Report each line of the data that has "this" somewhere in it.

* [PROVIDED MATERIAL]:

──────────────────────────────

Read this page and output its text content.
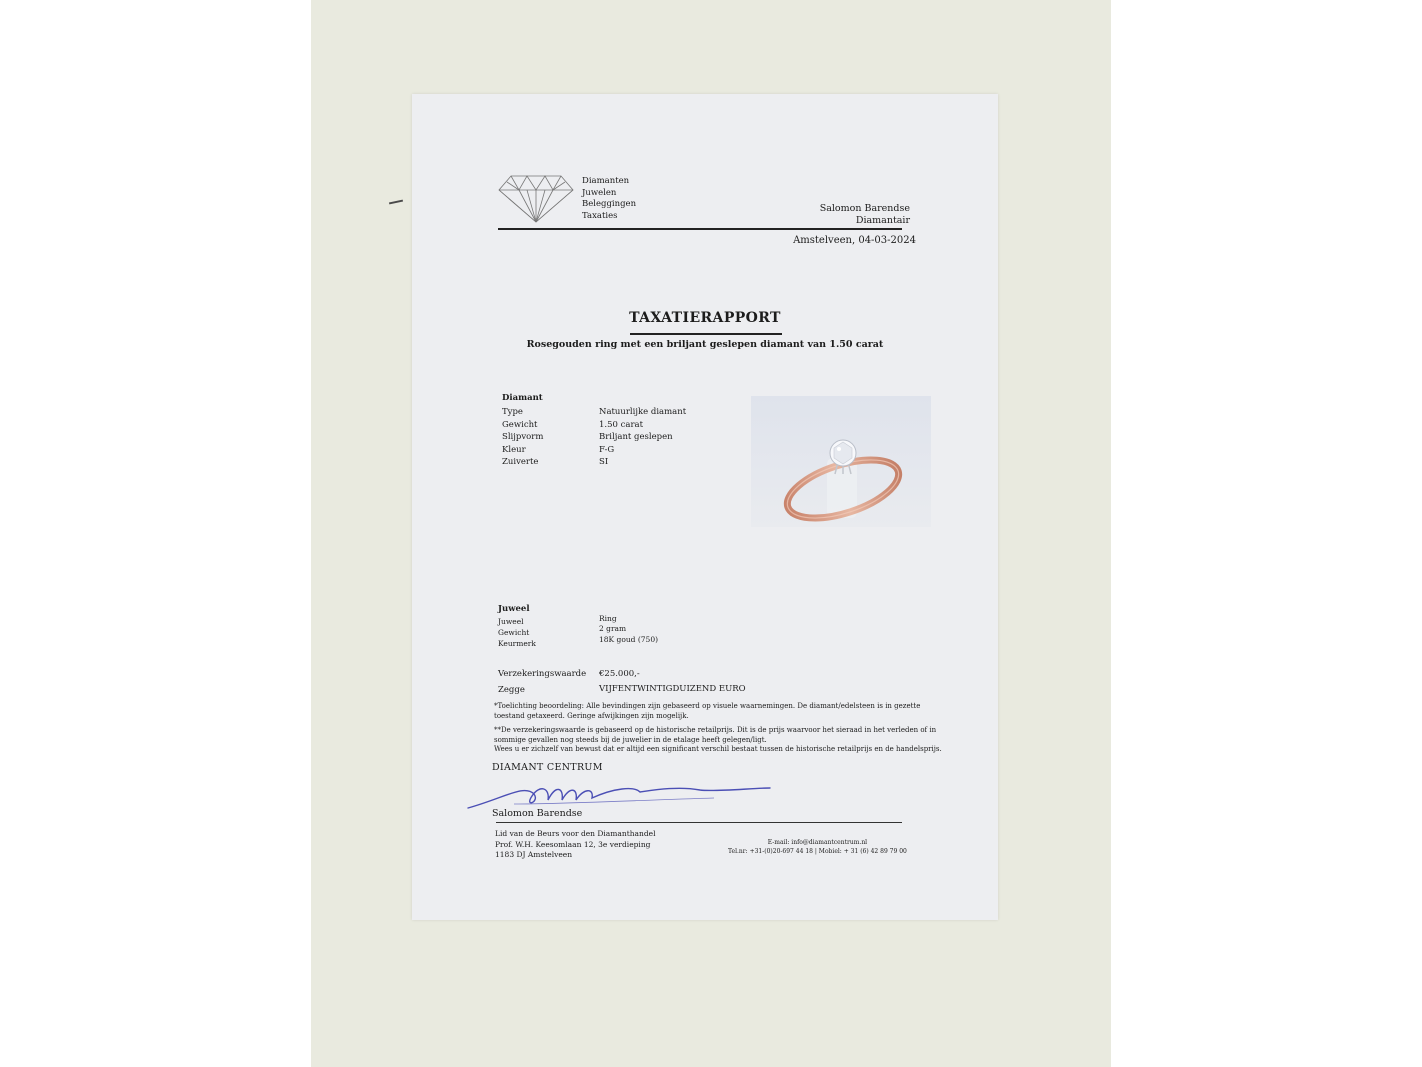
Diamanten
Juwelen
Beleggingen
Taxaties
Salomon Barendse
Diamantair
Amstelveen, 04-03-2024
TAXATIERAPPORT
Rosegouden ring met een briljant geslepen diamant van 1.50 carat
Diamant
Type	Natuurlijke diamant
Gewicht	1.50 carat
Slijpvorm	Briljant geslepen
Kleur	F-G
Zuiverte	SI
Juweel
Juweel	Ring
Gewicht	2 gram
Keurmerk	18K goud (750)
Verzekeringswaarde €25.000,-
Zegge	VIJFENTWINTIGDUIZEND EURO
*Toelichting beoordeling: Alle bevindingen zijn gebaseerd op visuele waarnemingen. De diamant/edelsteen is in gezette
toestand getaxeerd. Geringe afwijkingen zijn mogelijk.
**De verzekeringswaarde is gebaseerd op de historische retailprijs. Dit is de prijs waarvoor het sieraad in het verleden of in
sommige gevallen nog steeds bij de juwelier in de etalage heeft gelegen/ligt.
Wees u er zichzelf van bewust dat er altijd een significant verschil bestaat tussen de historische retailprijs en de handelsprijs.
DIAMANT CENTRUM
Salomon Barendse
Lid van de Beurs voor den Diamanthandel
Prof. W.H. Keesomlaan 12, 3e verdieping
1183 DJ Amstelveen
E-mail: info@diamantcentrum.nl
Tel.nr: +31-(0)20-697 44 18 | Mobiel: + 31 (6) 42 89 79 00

──────────────────────────────

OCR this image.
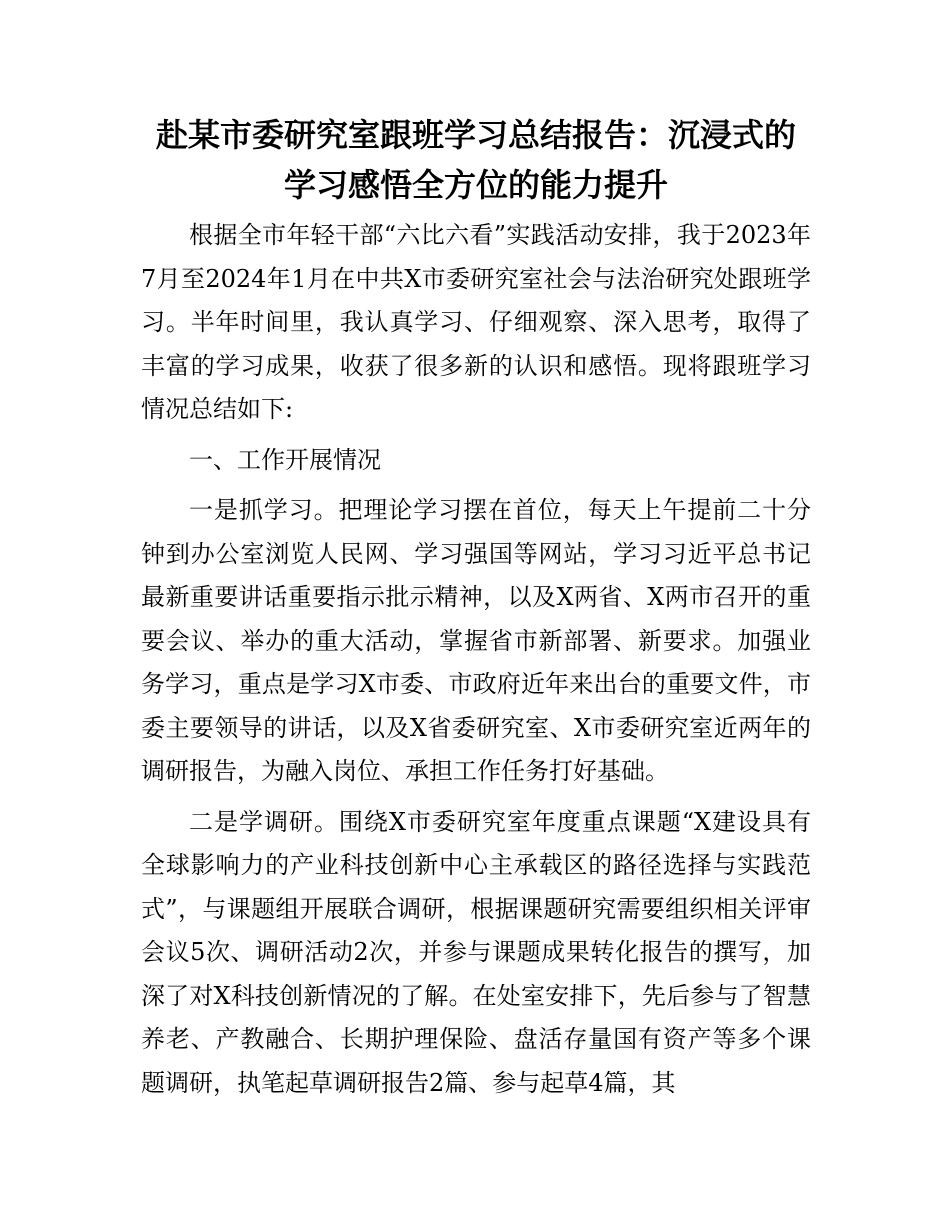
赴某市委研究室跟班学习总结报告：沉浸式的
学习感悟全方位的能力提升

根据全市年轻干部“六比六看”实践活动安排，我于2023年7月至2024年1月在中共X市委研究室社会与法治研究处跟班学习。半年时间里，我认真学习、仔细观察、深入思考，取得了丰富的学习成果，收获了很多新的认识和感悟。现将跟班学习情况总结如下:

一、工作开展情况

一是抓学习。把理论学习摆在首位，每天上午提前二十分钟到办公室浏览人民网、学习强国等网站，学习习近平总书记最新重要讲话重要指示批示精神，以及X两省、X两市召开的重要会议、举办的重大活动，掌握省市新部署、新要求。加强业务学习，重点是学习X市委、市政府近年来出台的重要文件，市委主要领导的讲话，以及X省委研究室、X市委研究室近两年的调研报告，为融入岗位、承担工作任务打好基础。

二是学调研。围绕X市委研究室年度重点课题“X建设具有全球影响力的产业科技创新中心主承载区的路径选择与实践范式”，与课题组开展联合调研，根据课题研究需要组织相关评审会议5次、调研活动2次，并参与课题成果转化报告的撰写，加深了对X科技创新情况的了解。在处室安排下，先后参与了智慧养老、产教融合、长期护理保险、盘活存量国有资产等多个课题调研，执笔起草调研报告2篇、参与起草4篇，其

──────────────────────────────

* [ANSWER BELOW]:
Read this page and output its text content.
OCR this image.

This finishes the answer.